## INFORMATION PROVIDED
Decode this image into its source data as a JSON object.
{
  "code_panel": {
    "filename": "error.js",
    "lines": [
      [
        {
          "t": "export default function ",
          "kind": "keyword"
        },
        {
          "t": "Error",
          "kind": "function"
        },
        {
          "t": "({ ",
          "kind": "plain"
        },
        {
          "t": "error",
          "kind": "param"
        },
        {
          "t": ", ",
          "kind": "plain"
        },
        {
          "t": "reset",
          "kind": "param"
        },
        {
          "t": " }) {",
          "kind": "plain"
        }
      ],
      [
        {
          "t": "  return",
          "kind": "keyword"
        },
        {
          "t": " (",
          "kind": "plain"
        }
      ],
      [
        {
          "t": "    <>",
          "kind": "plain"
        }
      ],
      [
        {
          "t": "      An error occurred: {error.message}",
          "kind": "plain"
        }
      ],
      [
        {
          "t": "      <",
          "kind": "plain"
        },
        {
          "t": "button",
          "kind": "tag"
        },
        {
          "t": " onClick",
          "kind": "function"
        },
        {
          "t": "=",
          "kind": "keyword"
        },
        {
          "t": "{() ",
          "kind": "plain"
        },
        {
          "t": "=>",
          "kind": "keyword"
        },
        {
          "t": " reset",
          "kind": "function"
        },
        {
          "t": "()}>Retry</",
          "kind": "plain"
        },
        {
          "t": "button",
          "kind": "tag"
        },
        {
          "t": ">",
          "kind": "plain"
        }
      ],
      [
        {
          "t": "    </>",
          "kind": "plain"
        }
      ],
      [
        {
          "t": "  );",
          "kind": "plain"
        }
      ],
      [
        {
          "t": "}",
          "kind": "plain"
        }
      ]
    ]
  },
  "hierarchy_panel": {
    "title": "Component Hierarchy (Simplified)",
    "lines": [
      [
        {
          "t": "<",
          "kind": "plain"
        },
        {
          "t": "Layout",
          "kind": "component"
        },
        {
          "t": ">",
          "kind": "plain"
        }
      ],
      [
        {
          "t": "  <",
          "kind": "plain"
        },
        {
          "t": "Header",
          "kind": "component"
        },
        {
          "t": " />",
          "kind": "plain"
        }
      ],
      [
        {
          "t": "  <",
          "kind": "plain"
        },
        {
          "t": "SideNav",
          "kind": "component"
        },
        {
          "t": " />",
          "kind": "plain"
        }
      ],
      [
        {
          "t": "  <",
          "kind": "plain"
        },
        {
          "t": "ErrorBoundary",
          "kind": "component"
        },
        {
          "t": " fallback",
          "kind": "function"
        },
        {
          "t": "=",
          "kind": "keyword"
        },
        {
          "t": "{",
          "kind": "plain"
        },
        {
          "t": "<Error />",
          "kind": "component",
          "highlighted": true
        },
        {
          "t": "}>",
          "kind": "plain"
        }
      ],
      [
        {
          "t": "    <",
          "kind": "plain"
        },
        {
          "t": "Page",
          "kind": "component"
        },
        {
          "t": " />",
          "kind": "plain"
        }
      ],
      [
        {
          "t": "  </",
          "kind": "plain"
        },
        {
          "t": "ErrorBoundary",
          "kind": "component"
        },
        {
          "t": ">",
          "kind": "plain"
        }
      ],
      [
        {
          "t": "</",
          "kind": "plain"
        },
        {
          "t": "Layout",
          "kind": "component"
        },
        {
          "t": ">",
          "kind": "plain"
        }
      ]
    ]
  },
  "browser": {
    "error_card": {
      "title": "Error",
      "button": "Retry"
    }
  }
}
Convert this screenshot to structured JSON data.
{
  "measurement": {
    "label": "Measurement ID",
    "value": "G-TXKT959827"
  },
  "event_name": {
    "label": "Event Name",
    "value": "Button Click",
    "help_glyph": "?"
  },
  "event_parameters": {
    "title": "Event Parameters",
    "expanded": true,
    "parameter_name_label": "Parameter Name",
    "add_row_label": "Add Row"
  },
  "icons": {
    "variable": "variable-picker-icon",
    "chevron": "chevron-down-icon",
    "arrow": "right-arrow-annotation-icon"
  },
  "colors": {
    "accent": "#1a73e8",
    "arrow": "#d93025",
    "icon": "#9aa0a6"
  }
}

## INSTRUCTIONS TO FOLLOW
Write out every entry above, word for word.

## EXPECTED OUTPUT
Decode this image into its source data as a JSON object.
{
  "code_panel": {
    "filename": "error.js",
    "lines": [
      [
        {
          "t": "export default function ",
          "kind": "keyword"
        },
        {
          "t": "Error",
          "kind": "function"
        },
        {
          "t": "({ ",
          "kind": "plain"
        },
        {
          "t": "error",
          "kind": "param"
        },
        {
          "t": ", ",
          "kind": "plain"
        },
        {
          "t": "reset",
          "kind": "param"
        },
        {
          "t": " }) {",
          "kind": "plain"
        }
      ],
      [
        {
          "t": "  return",
          "kind": "keyword"
        },
        {
          "t": " (",
          "kind": "plain"
        }
      ],
      [
        {
          "t": "    <>",
          "kind": "plain"
        }
      ],
      [
        {
          "t": "      An error occurred: {error.message}",
          "kind": "plain"
        }
      ],
      [
        {
          "t": "      <",
          "kind": "plain"
        },
        {
          "t": "button",
          "kind": "tag"
        },
        {
          "t": " onClick",
          "kind": "function"
        },
        {
          "t": "=",
          "kind": "keyword"
        },
        {
          "t": "{() ",
          "kind": "plain"
        },
        {
          "t": "=>",
          "kind": "keyword"
        },
        {
          "t": " reset",
          "kind": "function"
        },
        {
          "t": "()}>Retry</",
          "kind": "plain"
        },
        {
          "t": "button",
          "kind": "tag"
        },
        {
          "t": ">",
          "kind": "plain"
        }
      ],
      [
        {
          "t": "    </>",
          "kind": "plain"
        }
      ],
      [
        {
          "t": "  );",
          "kind": "plain"
        }
      ],
      [
        {
          "t": "}",
          "kind": "plain"
        }
      ]
    ]
  },
  "hierarchy_panel": {
    "title": "Component Hierarchy (Simplified)",
    "lines": [
      [
        {
          "t": "<",
          "kind": "plain"
        },
        {
          "t": "Layout",
          "kind": "component"
        },
        {
          "t": ">",
          "kind": "plain"
        }
      ],
      [
        {
          "t": "  <",
          "kind": "plain"
        },
        {
          "t": "Header",
          "kind": "component"
        },
        {
          "t": " />",
          "kind": "plain"
        }
      ],
      [
        {
          "t": "  <",
          "kind": "plain"
        },
        {
          "t": "SideNav",
          "kind": "component"
        },
        {
          "t": " />",
          "kind": "plain"
        }
      ],
      [
        {
          "t": "  <",
          "kind": "plain"
        },
        {
          "t": "ErrorBoundary",
          "kind": "component"
        },
        {
          "t": " fallback",
          "kind": "function"
        },
        {
          "t": "=",
          "kind": "keyword"
        },
        {
          "t": "{",
          "kind": "plain"
        },
        {
          "t": "<Error />",
          "kind": "component",
          "highlighted": true
        },
        {
          "t": "}>",
          "kind": "plain"
        }
      ],
      [
        {
          "t": "    <",
          "kind": "plain"
        },
        {
          "t": "Page",
          "kind": "component"
        },
        {
          "t": " />",
          "kind": "plain"
        }
      ],
      [
        {
          "t": "  </",
          "kind": "plain"
        },
        {
          "t": "ErrorBoundary",
          "kind": "component"
        },
        {
          "t": ">",
          "kind": "plain"
        }
      ],
      [
        {
          "t": "</",
          "kind": "plain"
        },
        {
          "t": "Layout",
          "kind": "component"
        },
        {
          "t": ">",
          "kind": "plain"
        }
      ]
    ]
  },
  "browser": {
    "error_card": {
      "title": "Error",
      "button": "Retry"
    }
  }
}
Convert this screenshot to structured JSON data.
{
  "measurement": {
    "label": "Measurement ID",
    "value": "G-TXKT959827"
  },
  "event_name": {
    "label": "Event Name",
    "value": "Button Click",
    "help_glyph": "?"
  },
  "event_parameters": {
    "title": "Event Parameters",
    "expanded": true,
    "parameter_name_label": "Parameter Name",
    "add_row_label": "Add Row"
  },
  "icons": {
    "variable": "variable-picker-icon",
    "chevron": "chevron-down-icon",
    "arrow": "right-arrow-annotation-icon"
  },
  "colors": {
    "accent": "#1a73e8",
    "arrow": "#d93025",
    "icon": "#9aa0a6"
  }
}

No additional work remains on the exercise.